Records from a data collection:
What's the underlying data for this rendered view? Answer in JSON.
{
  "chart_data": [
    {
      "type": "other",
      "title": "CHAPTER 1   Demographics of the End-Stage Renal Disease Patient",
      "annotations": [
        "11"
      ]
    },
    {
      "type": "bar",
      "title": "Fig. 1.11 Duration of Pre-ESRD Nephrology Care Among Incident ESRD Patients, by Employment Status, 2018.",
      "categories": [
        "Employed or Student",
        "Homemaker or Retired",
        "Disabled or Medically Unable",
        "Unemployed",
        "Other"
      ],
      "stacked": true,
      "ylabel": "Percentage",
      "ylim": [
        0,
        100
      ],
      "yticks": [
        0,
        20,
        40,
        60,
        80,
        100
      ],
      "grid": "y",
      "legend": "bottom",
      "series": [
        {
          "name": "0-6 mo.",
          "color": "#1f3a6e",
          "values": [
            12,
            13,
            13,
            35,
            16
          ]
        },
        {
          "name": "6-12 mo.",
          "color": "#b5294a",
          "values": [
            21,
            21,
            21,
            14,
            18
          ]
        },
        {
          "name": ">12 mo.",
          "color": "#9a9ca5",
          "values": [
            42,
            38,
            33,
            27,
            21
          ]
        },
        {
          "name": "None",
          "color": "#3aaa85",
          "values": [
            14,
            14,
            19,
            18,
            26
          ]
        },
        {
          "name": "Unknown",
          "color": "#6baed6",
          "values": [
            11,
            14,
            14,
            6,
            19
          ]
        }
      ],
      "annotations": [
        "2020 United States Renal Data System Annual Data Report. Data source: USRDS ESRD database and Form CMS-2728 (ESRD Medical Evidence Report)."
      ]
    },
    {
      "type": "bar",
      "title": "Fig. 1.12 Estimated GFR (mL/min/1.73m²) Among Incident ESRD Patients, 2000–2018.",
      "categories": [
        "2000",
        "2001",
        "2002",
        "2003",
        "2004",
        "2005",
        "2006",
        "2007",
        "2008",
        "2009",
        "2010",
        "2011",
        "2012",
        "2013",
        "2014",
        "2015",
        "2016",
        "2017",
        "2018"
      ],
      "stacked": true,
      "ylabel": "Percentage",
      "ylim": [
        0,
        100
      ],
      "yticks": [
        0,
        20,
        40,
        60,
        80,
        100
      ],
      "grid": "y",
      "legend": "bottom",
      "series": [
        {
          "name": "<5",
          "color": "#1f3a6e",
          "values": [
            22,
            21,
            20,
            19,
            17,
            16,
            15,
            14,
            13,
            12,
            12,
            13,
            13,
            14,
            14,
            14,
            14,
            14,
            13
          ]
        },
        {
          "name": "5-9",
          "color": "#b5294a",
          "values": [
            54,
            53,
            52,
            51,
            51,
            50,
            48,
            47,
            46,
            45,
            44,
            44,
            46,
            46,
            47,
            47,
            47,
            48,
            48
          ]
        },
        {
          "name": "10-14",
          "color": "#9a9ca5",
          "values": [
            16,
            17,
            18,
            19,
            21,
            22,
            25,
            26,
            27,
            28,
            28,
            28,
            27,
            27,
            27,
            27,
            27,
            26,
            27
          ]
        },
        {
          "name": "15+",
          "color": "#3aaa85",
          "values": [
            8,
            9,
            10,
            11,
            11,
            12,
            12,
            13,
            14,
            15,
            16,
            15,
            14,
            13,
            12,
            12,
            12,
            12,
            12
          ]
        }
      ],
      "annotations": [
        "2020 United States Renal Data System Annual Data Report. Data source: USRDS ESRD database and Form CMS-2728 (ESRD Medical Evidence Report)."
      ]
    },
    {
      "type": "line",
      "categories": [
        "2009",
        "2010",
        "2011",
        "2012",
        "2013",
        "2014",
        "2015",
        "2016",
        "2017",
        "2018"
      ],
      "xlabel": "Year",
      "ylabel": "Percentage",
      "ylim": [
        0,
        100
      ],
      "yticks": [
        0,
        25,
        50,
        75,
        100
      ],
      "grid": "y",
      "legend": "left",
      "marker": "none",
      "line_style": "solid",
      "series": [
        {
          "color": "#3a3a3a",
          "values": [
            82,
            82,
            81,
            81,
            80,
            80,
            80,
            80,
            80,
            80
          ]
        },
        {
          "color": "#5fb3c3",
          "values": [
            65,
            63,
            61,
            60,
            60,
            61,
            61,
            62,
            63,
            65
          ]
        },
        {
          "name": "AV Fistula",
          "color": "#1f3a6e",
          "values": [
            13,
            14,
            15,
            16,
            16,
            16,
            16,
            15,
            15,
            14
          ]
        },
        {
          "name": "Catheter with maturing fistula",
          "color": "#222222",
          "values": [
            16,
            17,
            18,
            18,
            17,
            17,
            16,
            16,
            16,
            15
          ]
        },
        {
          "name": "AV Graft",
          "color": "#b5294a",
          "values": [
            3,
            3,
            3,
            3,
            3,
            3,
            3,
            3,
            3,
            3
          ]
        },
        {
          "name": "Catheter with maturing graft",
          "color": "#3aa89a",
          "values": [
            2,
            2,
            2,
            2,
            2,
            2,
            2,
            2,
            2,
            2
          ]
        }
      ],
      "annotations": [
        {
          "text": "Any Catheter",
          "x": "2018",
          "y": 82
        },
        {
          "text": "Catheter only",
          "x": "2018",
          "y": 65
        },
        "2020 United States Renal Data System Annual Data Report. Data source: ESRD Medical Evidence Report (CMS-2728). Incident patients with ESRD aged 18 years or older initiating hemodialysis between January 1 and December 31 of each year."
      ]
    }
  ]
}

§ TO DO: Return every record, leaving each line exactly as it was given.

§ TASK SOLUTION:
What's the underlying data for this rendered view? Answer in JSON.
{
  "chart_data": [
    {
      "type": "other",
      "title": "CHAPTER 1   Demographics of the End-Stage Renal Disease Patient",
      "annotations": [
        "11"
      ]
    },
    {
      "type": "bar",
      "title": "Fig. 1.11 Duration of Pre-ESRD Nephrology Care Among Incident ESRD Patients, by Employment Status, 2018.",
      "categories": [
        "Employed or Student",
        "Homemaker or Retired",
        "Disabled or Medically Unable",
        "Unemployed",
        "Other"
      ],
      "stacked": true,
      "ylabel": "Percentage",
      "ylim": [
        0,
        100
      ],
      "yticks": [
        0,
        20,
        40,
        60,
        80,
        100
      ],
      "grid": "y",
      "legend": "bottom",
      "series": [
        {
          "name": "0-6 mo.",
          "color": "#1f3a6e",
          "values": [
            12,
            13,
            13,
            35,
            16
          ]
        },
        {
          "name": "6-12 mo.",
          "color": "#b5294a",
          "values": [
            21,
            21,
            21,
            14,
            18
          ]
        },
        {
          "name": ">12 mo.",
          "color": "#9a9ca5",
          "values": [
            42,
            38,
            33,
            27,
            21
          ]
        },
        {
          "name": "None",
          "color": "#3aaa85",
          "values": [
            14,
            14,
            19,
            18,
            26
          ]
        },
        {
          "name": "Unknown",
          "color": "#6baed6",
          "values": [
            11,
            14,
            14,
            6,
            19
          ]
        }
      ],
      "annotations": [
        "2020 United States Renal Data System Annual Data Report. Data source: USRDS ESRD database and Form CMS-2728 (ESRD Medical Evidence Report)."
      ]
    },
    {
      "type": "bar",
      "title": "Fig. 1.12 Estimated GFR (mL/min/1.73m²) Among Incident ESRD Patients, 2000–2018.",
      "categories": [
        "2000",
        "2001",
        "2002",
        "2003",
        "2004",
        "2005",
        "2006",
        "2007",
        "2008",
        "2009",
        "2010",
        "2011",
        "2012",
        "2013",
        "2014",
        "2015",
        "2016",
        "2017",
        "2018"
      ],
      "stacked": true,
      "ylabel": "Percentage",
      "ylim": [
        0,
        100
      ],
      "yticks": [
        0,
        20,
        40,
        60,
        80,
        100
      ],
      "grid": "y",
      "legend": "bottom",
      "series": [
        {
          "name": "<5",
          "color": "#1f3a6e",
          "values": [
            22,
            21,
            20,
            19,
            17,
            16,
            15,
            14,
            13,
            12,
            12,
            13,
            13,
            14,
            14,
            14,
            14,
            14,
            13
          ]
        },
        {
          "name": "5-9",
          "color": "#b5294a",
          "values": [
            54,
            53,
            52,
            51,
            51,
            50,
            48,
            47,
            46,
            45,
            44,
            44,
            46,
            46,
            47,
            47,
            47,
            48,
            48
          ]
        },
        {
          "name": "10-14",
          "color": "#9a9ca5",
          "values": [
            16,
            17,
            18,
            19,
            21,
            22,
            25,
            26,
            27,
            28,
            28,
            28,
            27,
            27,
            27,
            27,
            27,
            26,
            27
          ]
        },
        {
          "name": "15+",
          "color": "#3aaa85",
          "values": [
            8,
            9,
            10,
            11,
            11,
            12,
            12,
            13,
            14,
            15,
            16,
            15,
            14,
            13,
            12,
            12,
            12,
            12,
            12
          ]
        }
      ],
      "annotations": [
        "2020 United States Renal Data System Annual Data Report. Data source: USRDS ESRD database and Form CMS-2728 (ESRD Medical Evidence Report)."
      ]
    },
    {
      "type": "line",
      "categories": [
        "2009",
        "2010",
        "2011",
        "2012",
        "2013",
        "2014",
        "2015",
        "2016",
        "2017",
        "2018"
      ],
      "xlabel": "Year",
      "ylabel": "Percentage",
      "ylim": [
        0,
        100
      ],
      "yticks": [
        0,
        25,
        50,
        75,
        100
      ],
      "grid": "y",
      "legend": "left",
      "marker": "none",
      "line_style": "solid",
      "series": [
        {
          "color": "#3a3a3a",
          "values": [
            82,
            82,
            81,
            81,
            80,
            80,
            80,
            80,
            80,
            80
          ]
        },
        {
          "color": "#5fb3c3",
          "values": [
            65,
            63,
            61,
            60,
            60,
            61,
            61,
            62,
            63,
            65
          ]
        },
        {
          "name": "AV Fistula",
          "color": "#1f3a6e",
          "values": [
            13,
            14,
            15,
            16,
            16,
            16,
            16,
            15,
            15,
            14
          ]
        },
        {
          "name": "Catheter with maturing fistula",
          "color": "#222222",
          "values": [
            16,
            17,
            18,
            18,
            17,
            17,
            16,
            16,
            16,
            15
          ]
        },
        {
          "name": "AV Graft",
          "color": "#b5294a",
          "values": [
            3,
            3,
            3,
            3,
            3,
            3,
            3,
            3,
            3,
            3
          ]
        },
        {
          "name": "Catheter with maturing graft",
          "color": "#3aa89a",
          "values": [
            2,
            2,
            2,
            2,
            2,
            2,
            2,
            2,
            2,
            2
          ]
        }
      ],
      "annotations": [
        {
          "text": "Any Catheter",
          "x": "2018",
          "y": 82
        },
        {
          "text": "Catheter only",
          "x": "2018",
          "y": 65
        },
        "2020 United States Renal Data System Annual Data Report. Data source: ESRD Medical Evidence Report (CMS-2728). Incident patients with ESRD aged 18 years or older initiating hemodialysis between January 1 and December 31 of each year."
      ]
    }
  ]
}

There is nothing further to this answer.